Your task.
Below are some records. Copy every line in them that holds "Figure".

Data for this task.

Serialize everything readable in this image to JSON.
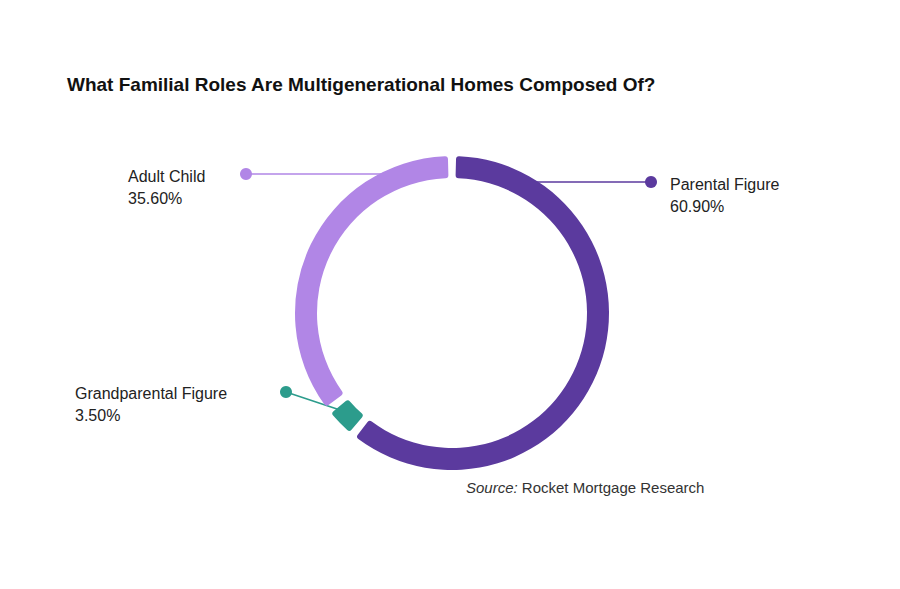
{
  "chart_data": {
    "type": "pie",
    "title": "What Familial Roles Are Multigenerational Homes Composed Of?",
    "categories": [
      "Parental Figure",
      "Grandparental Figure",
      "Adult Child"
    ],
    "values": [
      60.9,
      3.5,
      35.6
    ],
    "value_labels": [
      "60.90%",
      "3.50%",
      "35.60%"
    ],
    "colors": [
      "#5b3a9e",
      "#2c9c8c",
      "#b186e6"
    ],
    "data_labels": true,
    "annotations": [
      "Source: Rocket Mortgage Research"
    ]
  }
}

Exercise solution.
      "Parental Figure",
      "Grandparental Figure",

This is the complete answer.